[[ INFORMATION GIVEN, beginning ]]
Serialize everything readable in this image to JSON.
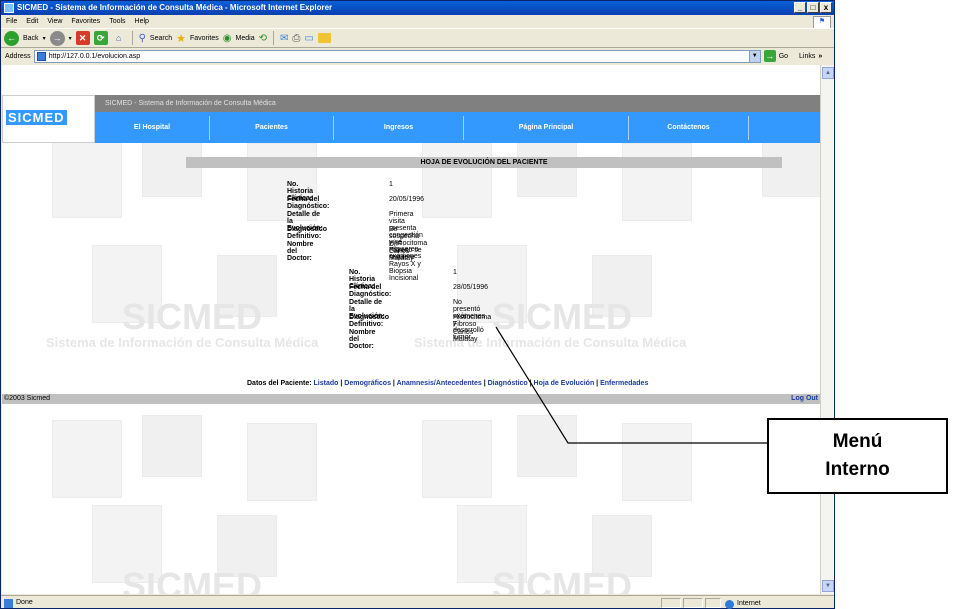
{
  "window": {
    "title": "SICMED - Sistema de Información de Consulta Médica - Microsoft Internet Explorer",
    "controls": [
      "_",
      "□",
      "x"
    ]
  },
  "menubar": [
    "File",
    "Edit",
    "View",
    "Favorites",
    "Tools",
    "Help"
  ],
  "toolbar": {
    "back": "Back",
    "search": "Search",
    "favorites": "Favorites",
    "media": "Media"
  },
  "address": {
    "label": "Address",
    "url": "http://127.0.0.1/evolucion.asp",
    "go": "Go",
    "links": "Links"
  },
  "site": {
    "logo": "SICMED",
    "title": "SICMED - Sistema de Información de Consulta Médica",
    "nav": [
      "El Hospital",
      "Pacientes",
      "Ingresos",
      "Página Principal",
      "Contáctenos"
    ],
    "watermark_big": "SICMED",
    "watermark_small": "Sistema de Información de Consulta Médica"
  },
  "sheet": {
    "heading": "HOJA DE EVOLUCIÓN DEL PACIENTE",
    "labels": {
      "historia": "No. Historia Clínica:",
      "fecha": "Fecha del Diagnóstico:",
      "detalle": "Detalle de la Evolución:",
      "diagnostico": "Diagnóstico Definitivo:",
      "doctor": "Nombre del Doctor:"
    },
    "entries": [
      {
        "historia": "1",
        "fecha": "20/05/1996",
        "detalle": "Primera visita presenta congestión y se requieren exámenes",
        "diagnostico": "Se sospecha Histiocitoma Fibroso se requiere Rayos X y Biopsia Incisional",
        "doctor": "Dr. Carlos Malatay"
      },
      {
        "historia": "1",
        "fecha": "28/05/1996",
        "detalle": "No presentó exámenes y desarrolló tumor",
        "diagnostico": "Histiocitoma Fibroso",
        "doctor": "Carlos Malatay"
      }
    ]
  },
  "patient_menu": {
    "label": "Datos del Paciente:",
    "links": [
      "Listado",
      "Demográficos",
      "Anamnesis/Antecedentes",
      "Diagnóstico",
      "Hoja de Evolución",
      "Enfermedades"
    ]
  },
  "footer": {
    "copyright": "©2003 Sicmed",
    "logout": "Log Out"
  },
  "status": {
    "text": "Done",
    "zone": "Internet"
  },
  "annotation": {
    "line1": "Menú",
    "line2": "Interno"
  },
  "colors": {
    "nav_blue": "#3399ff",
    "gray_band": "#c0c0c0",
    "link_blue": "#1a3a9a"
  }
}
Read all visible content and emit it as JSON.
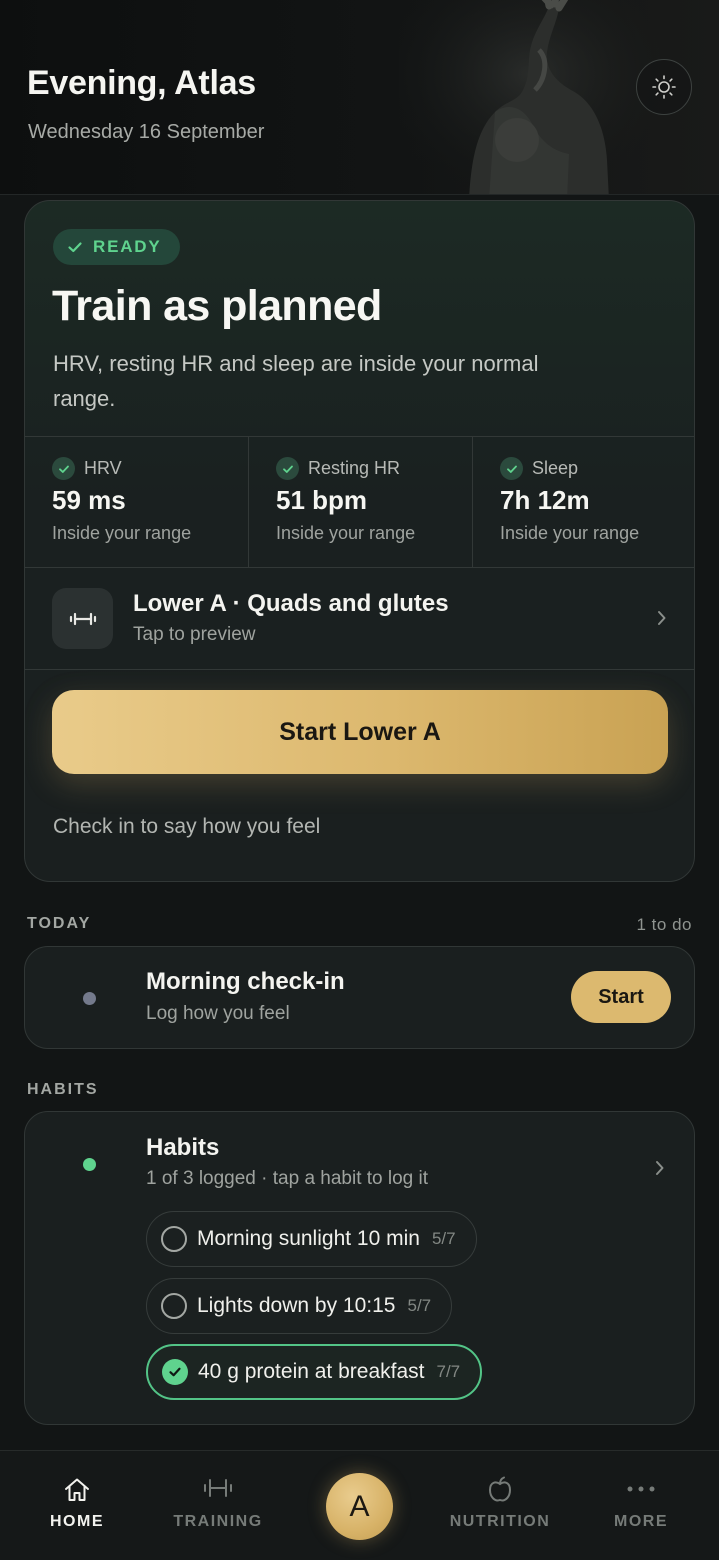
{
  "header": {
    "greeting": "Evening, Atlas",
    "date": "Wednesday 16 September",
    "theme_icon": "sun-icon"
  },
  "readiness": {
    "badge": "READY",
    "title": "Train as planned",
    "description": "HRV, resting HR and sleep are inside your normal range.",
    "metrics": [
      {
        "label": "HRV",
        "value": "59 ms",
        "status": "Inside your range"
      },
      {
        "label": "Resting HR",
        "value": "51 bpm",
        "status": "Inside your range"
      },
      {
        "label": "Sleep",
        "value": "7h 12m",
        "status": "Inside your range"
      }
    ],
    "workout": {
      "title": "Lower A · Quads and glutes",
      "subtitle": "Tap to preview",
      "icon": "dumbbell-icon"
    },
    "start_label": "Start Lower A",
    "checkin_text": "Check in to say how you feel"
  },
  "today": {
    "section_label": "TODAY",
    "count": "1 to do",
    "item": {
      "title": "Morning check-in",
      "subtitle": "Log how you feel",
      "action": "Start"
    }
  },
  "habits": {
    "section_label": "HABITS",
    "title": "Habits",
    "subtitle": "1 of 3 logged · tap a habit to log it",
    "items": [
      {
        "name": "Morning sunlight 10 min",
        "count": "5/7",
        "done": false
      },
      {
        "name": "Lights down by 10:15",
        "count": "5/7",
        "done": false
      },
      {
        "name": "40 g protein at breakfast",
        "count": "7/7",
        "done": true
      }
    ]
  },
  "nav": {
    "items": [
      {
        "label": "HOME",
        "icon": "home-icon",
        "active": true
      },
      {
        "label": "TRAINING",
        "icon": "dumbbell-icon",
        "active": false
      },
      {
        "label": "A",
        "icon": "avatar",
        "active": false
      },
      {
        "label": "NUTRITION",
        "icon": "apple-icon",
        "active": false
      },
      {
        "label": "MORE",
        "icon": "more-icon",
        "active": false
      }
    ]
  },
  "colors": {
    "accent_gold": "#dcb96f",
    "ready_green": "#5fd38e",
    "background": "#121515",
    "card": "#1a1f1f"
  }
}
[[ INFORMATION GIVEN, end ]]
# [DIRECTIONS FOR THIS TASK]
Scan the records above and show every line in which the word "Sistema" occurs.

# [EXPECTED ANSWER]
    "title": "SICMED - Sistema de Información de Consulta Médica - Microsoft Internet Explorer",
    "title": "SICMED - Sistema de Información de Consulta Médica",
    "watermark_small": "Sistema de Información de Consulta Médica"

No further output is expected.